Stored entries
== Segment start ==
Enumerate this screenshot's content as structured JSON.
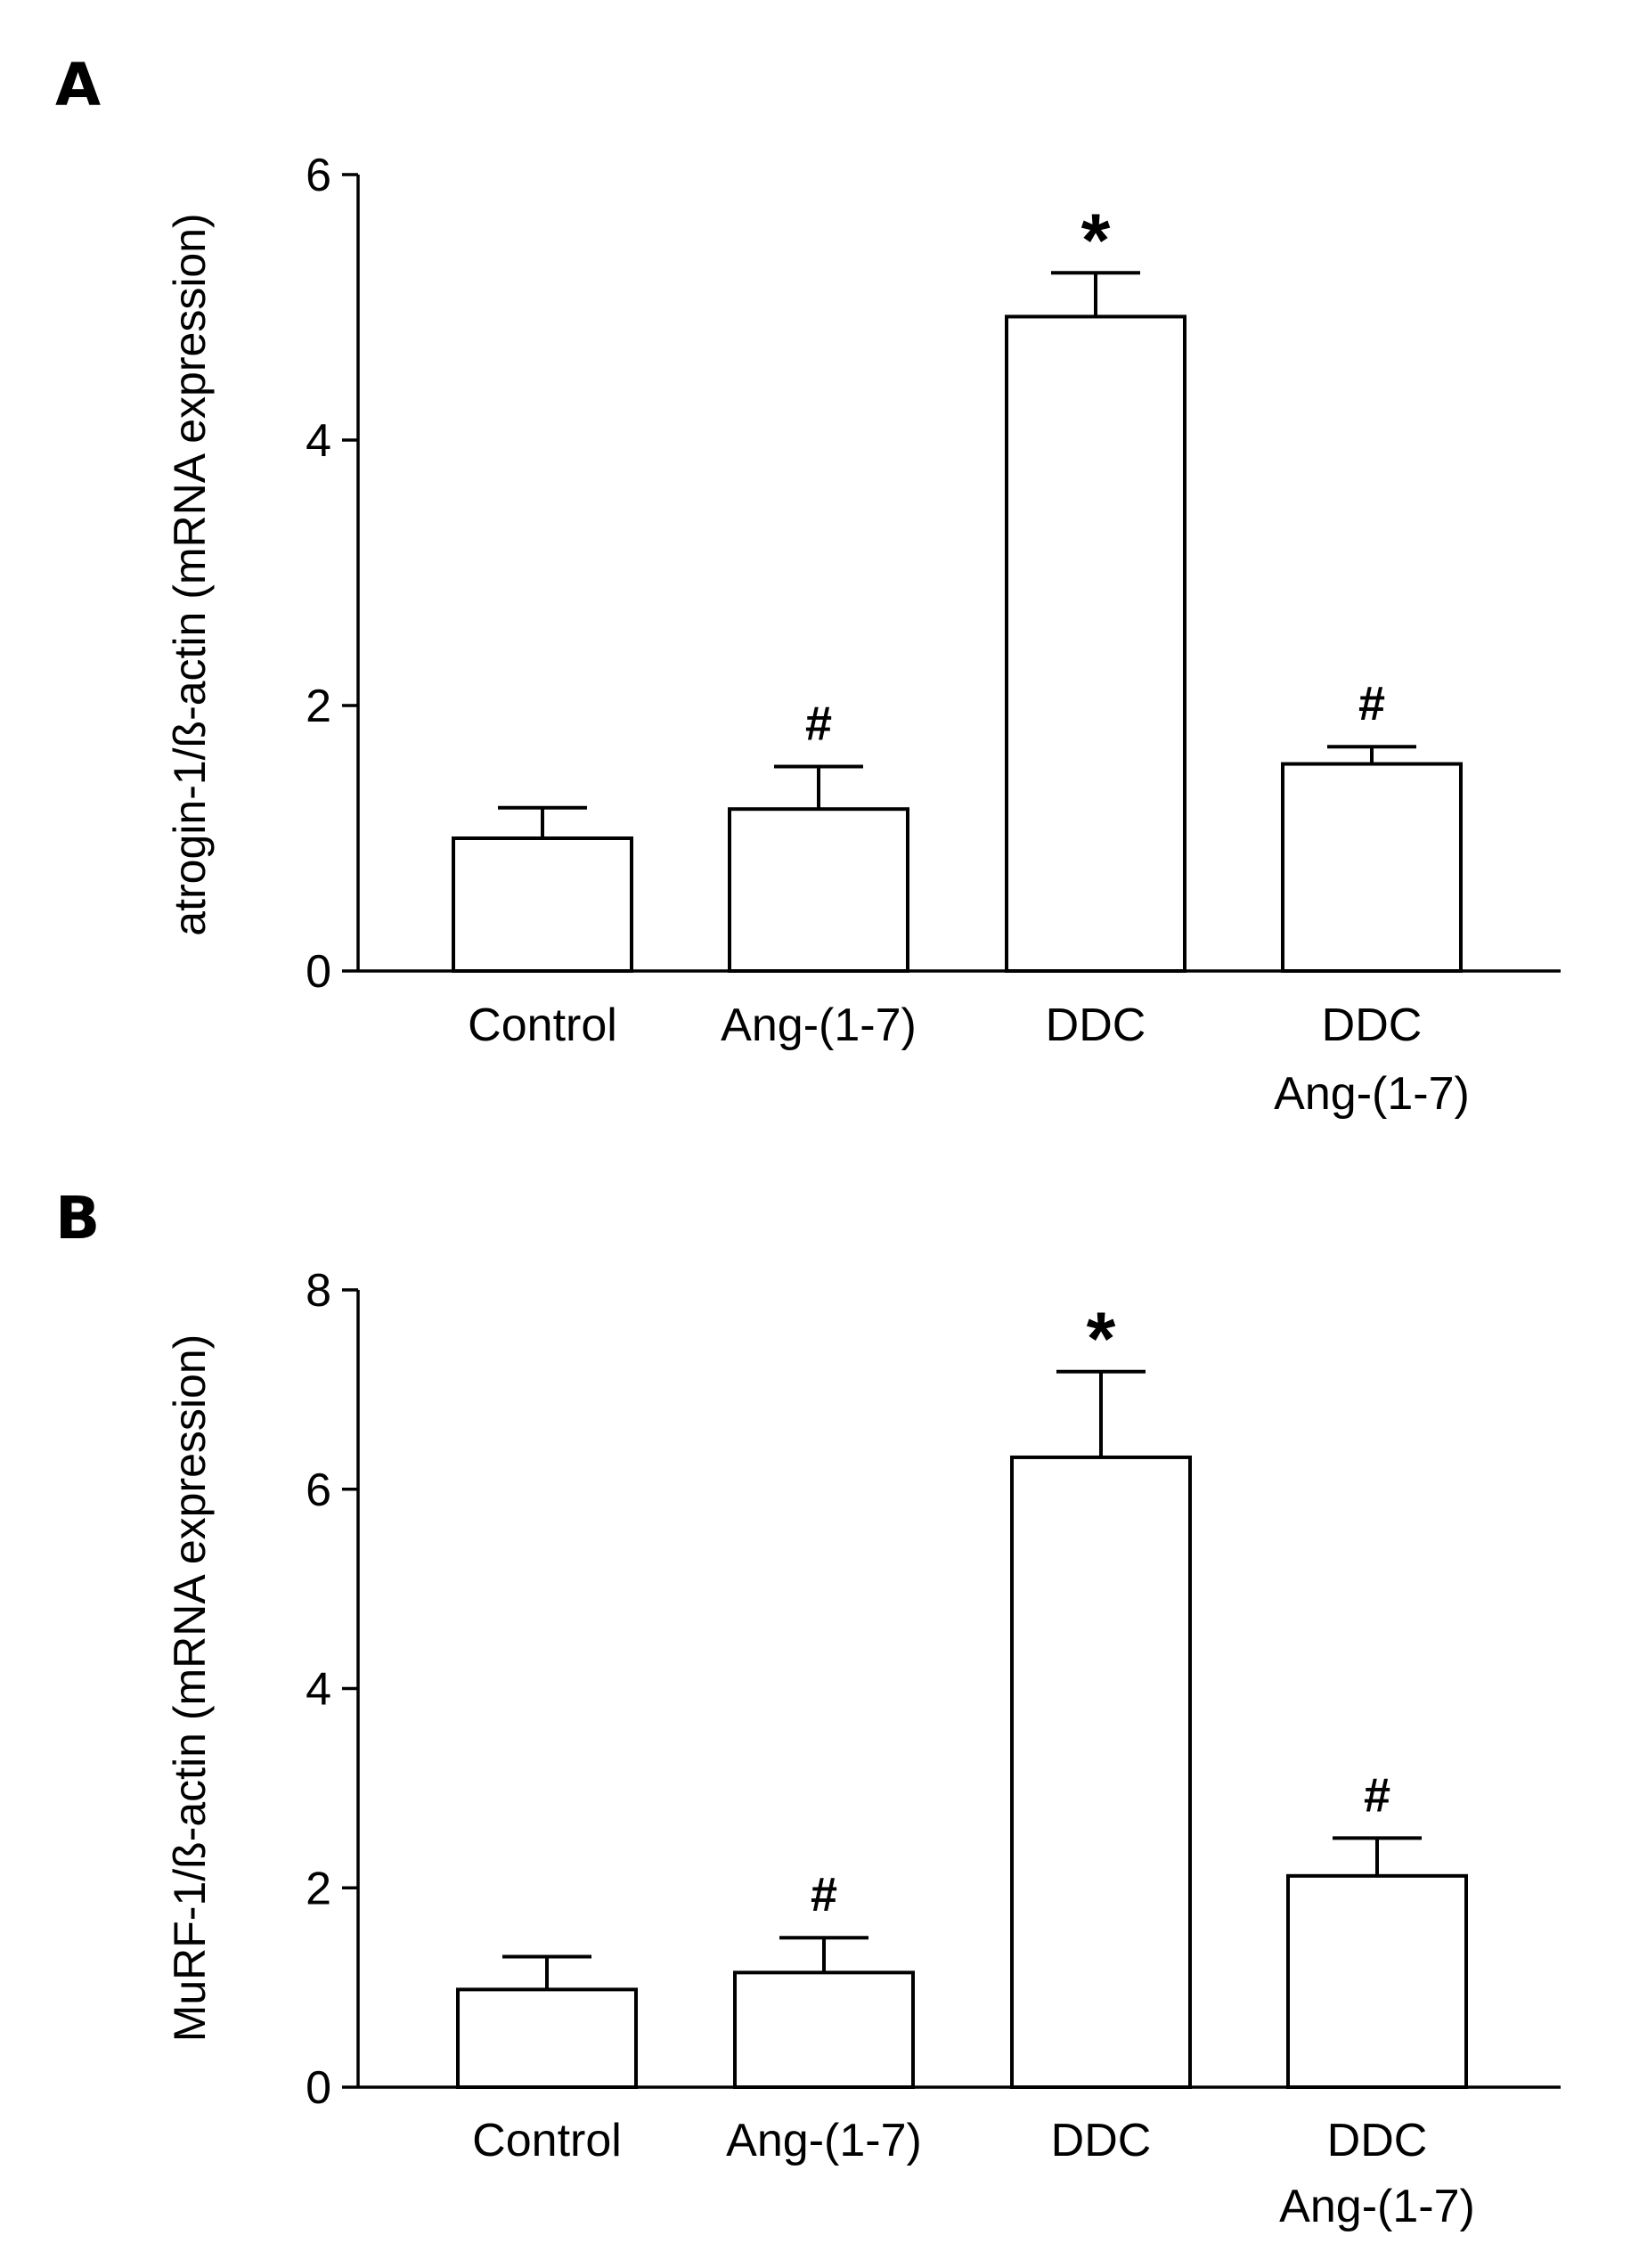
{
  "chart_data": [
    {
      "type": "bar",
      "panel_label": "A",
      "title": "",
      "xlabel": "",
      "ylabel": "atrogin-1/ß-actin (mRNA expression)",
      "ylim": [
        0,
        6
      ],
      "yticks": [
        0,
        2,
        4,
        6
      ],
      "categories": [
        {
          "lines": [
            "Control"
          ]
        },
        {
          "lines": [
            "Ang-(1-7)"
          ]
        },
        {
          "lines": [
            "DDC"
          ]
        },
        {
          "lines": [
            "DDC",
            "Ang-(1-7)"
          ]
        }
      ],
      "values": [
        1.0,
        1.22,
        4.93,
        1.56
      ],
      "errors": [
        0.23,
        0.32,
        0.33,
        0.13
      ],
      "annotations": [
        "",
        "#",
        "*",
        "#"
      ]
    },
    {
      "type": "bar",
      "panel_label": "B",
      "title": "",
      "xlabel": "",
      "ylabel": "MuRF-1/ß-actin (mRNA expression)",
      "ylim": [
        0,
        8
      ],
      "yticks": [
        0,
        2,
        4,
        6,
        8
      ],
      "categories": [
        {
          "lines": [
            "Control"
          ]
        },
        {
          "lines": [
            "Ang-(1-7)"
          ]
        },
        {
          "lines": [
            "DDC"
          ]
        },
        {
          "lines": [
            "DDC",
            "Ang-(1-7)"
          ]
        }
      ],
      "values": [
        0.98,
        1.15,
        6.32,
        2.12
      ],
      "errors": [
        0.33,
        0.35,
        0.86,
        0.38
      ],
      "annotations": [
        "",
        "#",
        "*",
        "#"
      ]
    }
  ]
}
== Segment end ==
Images stay out, but the rest of the records must be retyped exactly.

Enumerate this screenshot's content as structured JSON.
{
  "chart_data": [
    {
      "type": "bar",
      "panel_label": "A",
      "title": "",
      "xlabel": "",
      "ylabel": "atrogin-1/ß-actin (mRNA expression)",
      "ylim": [
        0,
        6
      ],
      "yticks": [
        0,
        2,
        4,
        6
      ],
      "categories": [
        {
          "lines": [
            "Control"
          ]
        },
        {
          "lines": [
            "Ang-(1-7)"
          ]
        },
        {
          "lines": [
            "DDC"
          ]
        },
        {
          "lines": [
            "DDC",
            "Ang-(1-7)"
          ]
        }
      ],
      "values": [
        1.0,
        1.22,
        4.93,
        1.56
      ],
      "errors": [
        0.23,
        0.32,
        0.33,
        0.13
      ],
      "annotations": [
        "",
        "#",
        "*",
        "#"
      ]
    },
    {
      "type": "bar",
      "panel_label": "B",
      "title": "",
      "xlabel": "",
      "ylabel": "MuRF-1/ß-actin (mRNA expression)",
      "ylim": [
        0,
        8
      ],
      "yticks": [
        0,
        2,
        4,
        6,
        8
      ],
      "categories": [
        {
          "lines": [
            "Control"
          ]
        },
        {
          "lines": [
            "Ang-(1-7)"
          ]
        },
        {
          "lines": [
            "DDC"
          ]
        },
        {
          "lines": [
            "DDC",
            "Ang-(1-7)"
          ]
        }
      ],
      "values": [
        0.98,
        1.15,
        6.32,
        2.12
      ],
      "errors": [
        0.33,
        0.35,
        0.86,
        0.38
      ],
      "annotations": [
        "",
        "#",
        "*",
        "#"
      ]
    }
  ]
}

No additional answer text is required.